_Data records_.
____

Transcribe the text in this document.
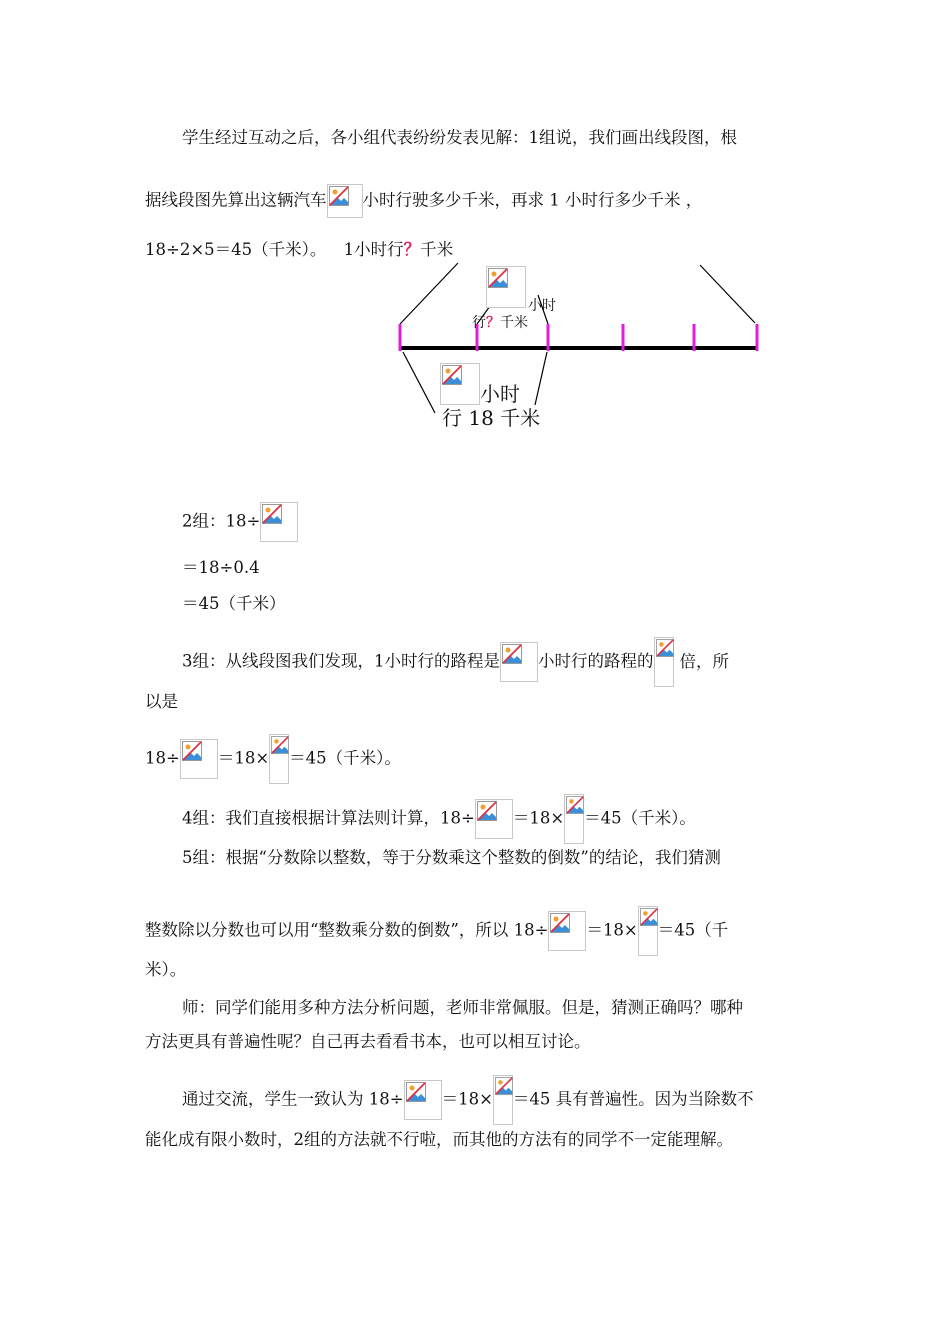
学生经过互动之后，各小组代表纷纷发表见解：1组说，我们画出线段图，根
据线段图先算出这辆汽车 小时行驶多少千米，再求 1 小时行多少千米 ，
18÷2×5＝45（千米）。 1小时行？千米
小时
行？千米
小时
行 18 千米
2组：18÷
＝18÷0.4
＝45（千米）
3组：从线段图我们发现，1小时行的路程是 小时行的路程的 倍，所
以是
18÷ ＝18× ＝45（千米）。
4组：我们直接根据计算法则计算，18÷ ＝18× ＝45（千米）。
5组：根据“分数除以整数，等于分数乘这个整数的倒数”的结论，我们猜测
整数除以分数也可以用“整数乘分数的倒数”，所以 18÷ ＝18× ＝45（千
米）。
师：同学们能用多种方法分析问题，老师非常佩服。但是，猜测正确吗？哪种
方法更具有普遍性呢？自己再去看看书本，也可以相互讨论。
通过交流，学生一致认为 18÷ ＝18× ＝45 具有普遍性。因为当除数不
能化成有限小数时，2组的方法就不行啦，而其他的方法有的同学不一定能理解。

____

_THE TASK_. Reproduce the entries above exactly. Do not include the images.

_THE RESPONSE_.
Transcribe the text in this document.
学生经过互动之后，各小组代表纷纷发表见解：1组说，我们画出线段图，根
据线段图先算出这辆汽车 小时行驶多少千米，再求 1 小时行多少千米 ，
18÷2×5＝45（千米）。 1小时行？千米
小时
行？千米
小时
行 18 千米
2组：18÷
＝18÷0.4
＝45（千米）
3组：从线段图我们发现，1小时行的路程是 小时行的路程的 倍，所
以是
18÷ ＝18× ＝45（千米）。
4组：我们直接根据计算法则计算，18÷ ＝18× ＝45（千米）。
5组：根据“分数除以整数，等于分数乘这个整数的倒数”的结论，我们猜测
整数除以分数也可以用“整数乘分数的倒数”，所以 18÷ ＝18× ＝45（千
米）。
师：同学们能用多种方法分析问题，老师非常佩服。但是，猜测正确吗？哪种
方法更具有普遍性呢？自己再去看看书本，也可以相互讨论。
通过交流，学生一致认为 18÷ ＝18× ＝45 具有普遍性。因为当除数不
能化成有限小数时，2组的方法就不行啦，而其他的方法有的同学不一定能理解。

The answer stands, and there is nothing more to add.